TAP questions

Thu Mar 1 12:14:18 CET 2018

Hi Markus,

Thank you for the thorough answers. I'm writing my own stuff because we use SQL Server and .Net at JHU for many things and I need a library that streamlines data ingestion from a remote web service directly into SQL Server even when data sets are huge. I've eventually worked around all the problems mentioned below in some sort of way, I just wanted to let the community know about these so that a minor revision of the standards could clarify these issues.

The remaining issue is identifier quoting and table naming (whether schemaname.tablename is required or simply tablename is enough). This is why: SkyQuery will soon make it possible to write a cross-match query that references TAP sources, as well databases available locally at our db cluster. This requires parsing the queries and resolve the identifiers against the TAP sources. Now, my parser supports identifier quoting for both columns and table names, so I only have unquoted identifiers after the parsing procedure and I have to compose the ADQL queries bases on these that I can send to any TAP endpoint that talks the standard. If can't be sure whether an endpoint understands/requires/tolerates quoting or whether it combines schema names with tables names I can't really make it work with just any endpoint. Do you have any suggestions regarding this issue?

**Records supplied**
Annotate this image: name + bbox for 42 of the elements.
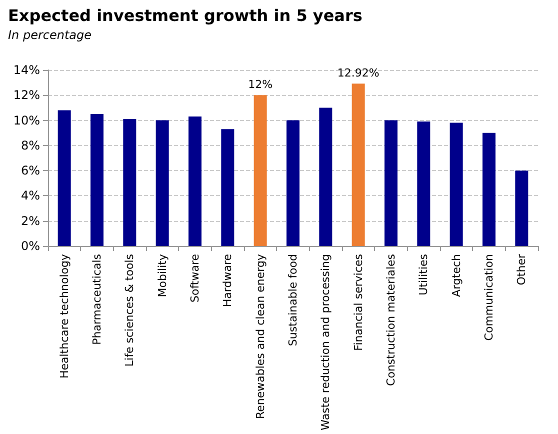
y-tick-label: 10%	[13, 113, 40, 128]
bar	[123, 119, 136, 246]
y-tick-label: 4%	[20, 188, 40, 203]
x-tick-label: Life sciences & tools	[123, 254, 136, 367]
bar	[352, 84, 365, 246]
y-tick-label: 2%	[20, 214, 40, 228]
bar	[515, 170, 528, 246]
bar	[482, 132, 496, 246]
bar	[254, 95, 267, 246]
x-tick-label: Software	[188, 254, 202, 302]
bar	[221, 129, 234, 246]
x-tick-label: Mobility	[156, 254, 169, 298]
x-tick-label: Financial services	[352, 254, 365, 351]
chart-title: Expected investment growth in 5 years	[8, 6, 362, 25]
bar	[384, 120, 398, 246]
y-tick-label: 14%	[13, 63, 40, 77]
bar	[90, 114, 104, 246]
data-label: 12%	[248, 78, 273, 92]
y-tick-label: 0%	[20, 239, 40, 253]
bar	[286, 120, 300, 246]
bar	[58, 110, 71, 246]
x-tick-label: Hardware	[221, 254, 234, 308]
x-tick-label: Pharmaceuticals	[90, 254, 104, 345]
y-tick-label: 8%	[20, 138, 40, 152]
x-tick-label: Communication	[482, 254, 496, 341]
bar	[417, 122, 430, 246]
x-tick-label: Construction materiales	[384, 254, 398, 386]
x-tick-label: Waste reduction and processing	[319, 254, 332, 430]
x-tick-label: Utilities	[417, 254, 430, 296]
x-tick-label: Renewables and clean energy	[254, 254, 267, 420]
data-label: 12.92%	[337, 66, 380, 80]
chart-subtitle: In percentage	[8, 28, 92, 42]
x-tick-label: Argtech	[450, 254, 463, 297]
y-tick-label: 6%	[20, 164, 40, 178]
bar	[188, 116, 202, 246]
bar	[450, 122, 463, 246]
bar	[319, 108, 332, 246]
y-tick-label: 12%	[13, 88, 40, 102]
x-tick-label: Healthcare technology	[58, 254, 71, 379]
bar	[156, 120, 169, 246]
x-tick-label: Sustainable food	[286, 254, 300, 346]
x-tick-label: Other	[515, 254, 528, 286]
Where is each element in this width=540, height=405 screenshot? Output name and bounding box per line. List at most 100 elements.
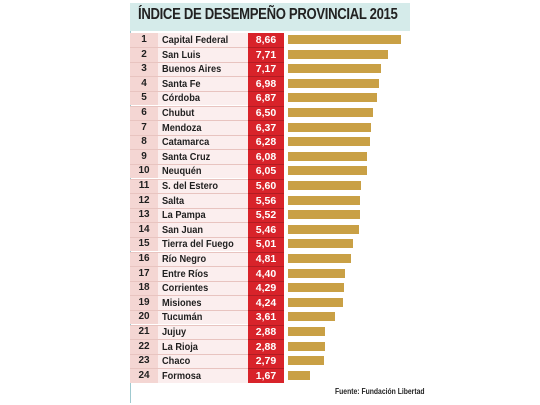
bar: [288, 137, 370, 147]
bar: [288, 93, 378, 103]
rank-label: 17: [138, 267, 150, 279]
bar: [288, 327, 326, 336]
name-cell-bg: [158, 208, 248, 223]
value-divider: [248, 178, 284, 180]
rank-label: 6: [141, 107, 147, 118]
table-row: 14 San Juan 5,46: [130, 223, 410, 237]
province-name: Chaco: [162, 355, 191, 368]
table-row: 10 Neuquén 6,05: [130, 164, 410, 178]
row-divider: [130, 309, 248, 311]
row-divider: [130, 236, 248, 238]
province-name: Mendoza: [162, 121, 202, 134]
row-divider: [130, 76, 248, 78]
rank-cell-bg: [130, 354, 158, 369]
value-divider: [248, 134, 284, 136]
bar: [288, 239, 354, 249]
rank-label: 15: [138, 238, 150, 250]
rank-label: 1: [141, 34, 147, 45]
rank-label: 4: [141, 77, 147, 89]
name-cell-bg: [158, 120, 248, 135]
rank-cell-bg: [130, 47, 158, 62]
table-row: 21 Jujuy 2,88: [130, 325, 410, 339]
value-label: 5,52: [255, 209, 277, 222]
bar: [288, 35, 401, 44]
rank-cell-bg: [130, 179, 158, 193]
bar: [288, 122, 371, 132]
value-label: 5,56: [255, 194, 277, 207]
value-label: 4,81: [255, 253, 277, 265]
value-divider: [248, 280, 284, 282]
value-label: 5,46: [255, 223, 277, 236]
value-divider: [248, 76, 284, 78]
row-divider: [130, 207, 248, 209]
table-row: 11 S. del Estero 5,60: [130, 179, 410, 193]
rank-label: 18: [138, 282, 150, 294]
name-cell-bg: [158, 76, 248, 91]
rank-cell-bg: [130, 295, 158, 310]
table-row: 18 Corrientes 4,29: [130, 281, 410, 295]
value-divider: [248, 309, 284, 311]
name-cell-bg: [158, 193, 248, 208]
bar: [288, 297, 344, 307]
rank-label: 2: [141, 48, 147, 60]
value-label: 2,79: [255, 355, 277, 368]
rank-label: 24: [138, 369, 150, 381]
table-row: 22 La Rioja 2,88: [130, 340, 410, 354]
table-row: 16 Río Negro 4,81: [130, 252, 410, 266]
name-cell-bg: [158, 222, 248, 237]
row-divider: [130, 47, 248, 49]
value-divider: [248, 61, 284, 63]
table-row: 4 Santa Fe 6,98: [130, 77, 410, 91]
row-divider: [130, 280, 248, 282]
rank-cell-bg: [130, 252, 158, 266]
row-divider: [130, 134, 248, 136]
table-row: 12 Salta 5,56: [130, 194, 410, 208]
name-cell-bg: [158, 106, 248, 120]
name-cell-bg: [158, 179, 248, 193]
value-divider: [248, 47, 284, 49]
province-name: Tierra del Fuego: [162, 238, 234, 251]
rank-label: 5: [141, 92, 147, 104]
value-label: 4,40: [255, 267, 277, 280]
province-name: S. del Estero: [162, 180, 218, 192]
value-label: 4,24: [255, 296, 277, 309]
row-divider: [130, 178, 248, 180]
value-divider: [248, 193, 284, 195]
value-divider: [248, 90, 284, 92]
rank-label: 12: [138, 194, 150, 206]
name-cell-bg: [158, 135, 248, 150]
province-name: Capital Federal: [162, 34, 229, 46]
province-name: Catamarca: [162, 136, 210, 149]
table-row: 17 Entre Ríos 4,40: [130, 267, 410, 281]
province-name: Santa Cruz: [162, 150, 211, 163]
value-divider: [248, 149, 284, 151]
rank-cell-bg: [130, 339, 158, 354]
source-note: Fuente: Fundación Libertad: [335, 387, 425, 396]
rank-cell-bg: [130, 325, 158, 339]
table-row: 15 Tierra del Fuego 5,01: [130, 237, 410, 251]
value-divider: [248, 353, 284, 355]
table-row: 19 Misiones 4,24: [130, 296, 410, 310]
name-cell-bg: [158, 295, 248, 310]
rank-cell-bg: [130, 91, 158, 106]
rank-cell-bg: [130, 237, 158, 252]
name-cell-bg: [158, 368, 248, 383]
table-row: 23 Chaco 2,79: [130, 354, 410, 368]
table-row: 6 Chubut 6,50: [130, 106, 410, 120]
province-name: Chubut: [162, 107, 195, 119]
value-label: 2,88: [255, 326, 277, 338]
table-row: 20 Tucumán 3,61: [130, 310, 410, 324]
name-cell-bg: [158, 47, 248, 62]
province-name: Corrientes: [162, 282, 209, 295]
bar: [288, 356, 325, 366]
title-band: [130, 3, 410, 31]
rank-label: 21: [138, 326, 150, 337]
bar: [288, 254, 351, 263]
value-label: 7,17: [255, 63, 277, 76]
value-divider: [248, 368, 284, 370]
province-name: Salta: [162, 194, 185, 207]
row-divider: [130, 339, 248, 341]
province-name: La Pampa: [162, 209, 206, 222]
table-row: 13 La Pampa 5,52: [130, 208, 410, 222]
bar: [288, 210, 360, 220]
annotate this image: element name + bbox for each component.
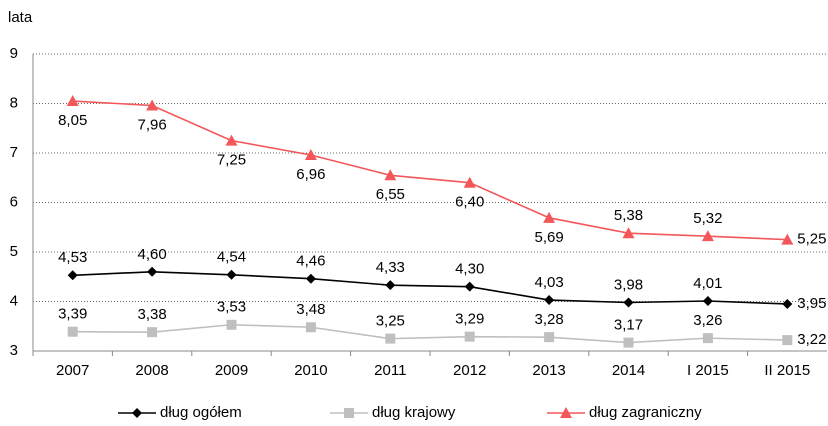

**Required tasks**
(1) List every software product, service, query language or protocol named in the forum message about TAP.
(2) Reproduce the lines of the records between the line containing "113, 40, 128]" and the line containing "95, 267, 246]", inclusive.
The forum message and the records have no connection to each other.

**Solved tasks**
(1)
TAP
SQL Server
.Net
SkyQuery
ADQL

(2)
y-tick-label: 10%	[13, 113, 40, 128]
bar	[123, 119, 136, 246]
y-tick-label: 4%	[20, 188, 40, 203]
x-tick-label: Life sciences & tools	[123, 254, 136, 367]
bar	[352, 84, 365, 246]
y-tick-label: 2%	[20, 214, 40, 228]
bar	[515, 170, 528, 246]
bar	[482, 132, 496, 246]
bar	[254, 95, 267, 246]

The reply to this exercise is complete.